▸ **EXERCISE PROMPT**: Would you copy only the lines below, beginning with the one that contains "Extract all readable text from this page." and running through the last entry line?

▸ **DATA ROWS**:
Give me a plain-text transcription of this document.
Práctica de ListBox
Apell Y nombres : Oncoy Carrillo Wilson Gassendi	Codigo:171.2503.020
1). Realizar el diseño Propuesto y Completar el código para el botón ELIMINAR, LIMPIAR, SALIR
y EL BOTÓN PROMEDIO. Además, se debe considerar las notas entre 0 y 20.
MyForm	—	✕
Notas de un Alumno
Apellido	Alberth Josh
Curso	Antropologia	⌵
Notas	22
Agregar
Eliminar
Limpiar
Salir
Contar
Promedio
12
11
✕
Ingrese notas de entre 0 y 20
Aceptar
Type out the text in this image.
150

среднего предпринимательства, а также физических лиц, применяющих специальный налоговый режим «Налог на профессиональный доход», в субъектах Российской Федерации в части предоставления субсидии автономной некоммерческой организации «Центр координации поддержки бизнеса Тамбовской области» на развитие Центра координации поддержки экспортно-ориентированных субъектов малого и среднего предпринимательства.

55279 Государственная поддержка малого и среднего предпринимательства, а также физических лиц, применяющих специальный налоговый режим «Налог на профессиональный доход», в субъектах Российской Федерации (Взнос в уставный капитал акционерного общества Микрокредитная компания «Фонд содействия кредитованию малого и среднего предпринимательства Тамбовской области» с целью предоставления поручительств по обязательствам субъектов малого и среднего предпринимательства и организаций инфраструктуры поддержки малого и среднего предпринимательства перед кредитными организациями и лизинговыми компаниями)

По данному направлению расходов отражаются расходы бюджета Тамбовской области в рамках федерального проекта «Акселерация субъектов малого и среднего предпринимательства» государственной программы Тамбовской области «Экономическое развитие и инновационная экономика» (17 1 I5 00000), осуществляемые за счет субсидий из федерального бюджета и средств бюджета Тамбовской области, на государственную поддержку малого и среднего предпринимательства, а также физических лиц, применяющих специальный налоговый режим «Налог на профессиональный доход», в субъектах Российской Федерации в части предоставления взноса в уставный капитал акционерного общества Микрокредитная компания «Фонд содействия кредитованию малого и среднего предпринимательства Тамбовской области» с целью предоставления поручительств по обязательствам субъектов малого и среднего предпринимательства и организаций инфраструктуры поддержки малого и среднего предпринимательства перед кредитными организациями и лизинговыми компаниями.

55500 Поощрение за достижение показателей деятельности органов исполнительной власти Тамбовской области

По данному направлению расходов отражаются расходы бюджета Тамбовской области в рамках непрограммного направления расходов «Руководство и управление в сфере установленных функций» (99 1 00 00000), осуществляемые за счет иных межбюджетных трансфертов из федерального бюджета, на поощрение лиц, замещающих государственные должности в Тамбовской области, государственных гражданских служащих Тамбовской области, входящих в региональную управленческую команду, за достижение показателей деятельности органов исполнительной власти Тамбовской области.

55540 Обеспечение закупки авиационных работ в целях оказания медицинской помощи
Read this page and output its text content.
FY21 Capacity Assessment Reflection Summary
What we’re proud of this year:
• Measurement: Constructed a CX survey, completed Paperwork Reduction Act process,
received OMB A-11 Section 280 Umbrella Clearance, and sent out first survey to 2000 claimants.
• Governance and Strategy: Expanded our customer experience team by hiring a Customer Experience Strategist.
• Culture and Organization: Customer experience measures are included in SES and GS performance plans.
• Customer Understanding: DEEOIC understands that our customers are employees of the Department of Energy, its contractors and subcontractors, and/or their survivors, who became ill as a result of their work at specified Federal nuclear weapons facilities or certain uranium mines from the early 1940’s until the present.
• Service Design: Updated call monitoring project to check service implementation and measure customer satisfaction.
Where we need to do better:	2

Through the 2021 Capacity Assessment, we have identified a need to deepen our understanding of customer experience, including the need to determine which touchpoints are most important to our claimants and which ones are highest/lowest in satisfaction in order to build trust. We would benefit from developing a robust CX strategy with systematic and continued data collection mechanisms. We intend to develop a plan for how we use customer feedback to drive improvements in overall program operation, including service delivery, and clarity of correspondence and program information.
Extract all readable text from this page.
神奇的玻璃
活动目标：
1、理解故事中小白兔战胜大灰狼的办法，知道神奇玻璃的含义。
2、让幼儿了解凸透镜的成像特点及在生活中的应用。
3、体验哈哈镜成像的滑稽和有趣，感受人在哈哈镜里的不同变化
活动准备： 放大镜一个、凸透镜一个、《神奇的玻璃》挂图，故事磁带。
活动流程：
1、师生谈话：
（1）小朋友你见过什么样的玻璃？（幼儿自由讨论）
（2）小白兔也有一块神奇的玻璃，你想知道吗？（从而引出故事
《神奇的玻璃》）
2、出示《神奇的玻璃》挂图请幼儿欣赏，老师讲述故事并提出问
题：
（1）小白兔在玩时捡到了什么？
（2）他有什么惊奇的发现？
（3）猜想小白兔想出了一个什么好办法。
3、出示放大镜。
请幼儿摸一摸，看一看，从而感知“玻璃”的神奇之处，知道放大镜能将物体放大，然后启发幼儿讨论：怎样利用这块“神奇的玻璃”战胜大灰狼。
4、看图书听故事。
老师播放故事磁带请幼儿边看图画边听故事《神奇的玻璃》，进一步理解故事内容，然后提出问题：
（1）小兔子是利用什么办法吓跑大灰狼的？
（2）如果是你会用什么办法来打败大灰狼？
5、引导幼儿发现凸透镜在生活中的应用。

▸ **CORRECT RESULT**:
Extract all readable text from this page.
神奇的玻璃
活动目标：
1、理解故事中小白兔战胜大灰狼的办法，知道神奇玻璃的含义。
2、让幼儿了解凸透镜的成像特点及在生活中的应用。
3、体验哈哈镜成像的滑稽和有趣，感受人在哈哈镜里的不同变化
活动准备： 放大镜一个、凸透镜一个、《神奇的玻璃》挂图，故事磁带。
活动流程：
1、师生谈话：
（1）小朋友你见过什么样的玻璃？（幼儿自由讨论）
（2）小白兔也有一块神奇的玻璃，你想知道吗？（从而引出故事
《神奇的玻璃》）
2、出示《神奇的玻璃》挂图请幼儿欣赏，老师讲述故事并提出问
题：
（1）小白兔在玩时捡到了什么？
（2）他有什么惊奇的发现？
（3）猜想小白兔想出了一个什么好办法。
3、出示放大镜。
请幼儿摸一摸，看一看，从而感知“玻璃”的神奇之处，知道放大镜能将物体放大，然后启发幼儿讨论：怎样利用这块“神奇的玻璃”战胜大灰狼。
4、看图书听故事。
老师播放故事磁带请幼儿边看图画边听故事《神奇的玻璃》，进一步理解故事内容，然后提出问题：
（1）小兔子是利用什么办法吓跑大灰狼的？
（2）如果是你会用什么办法来打败大灰狼？
5、引导幼儿发现凸透镜在生活中的应用。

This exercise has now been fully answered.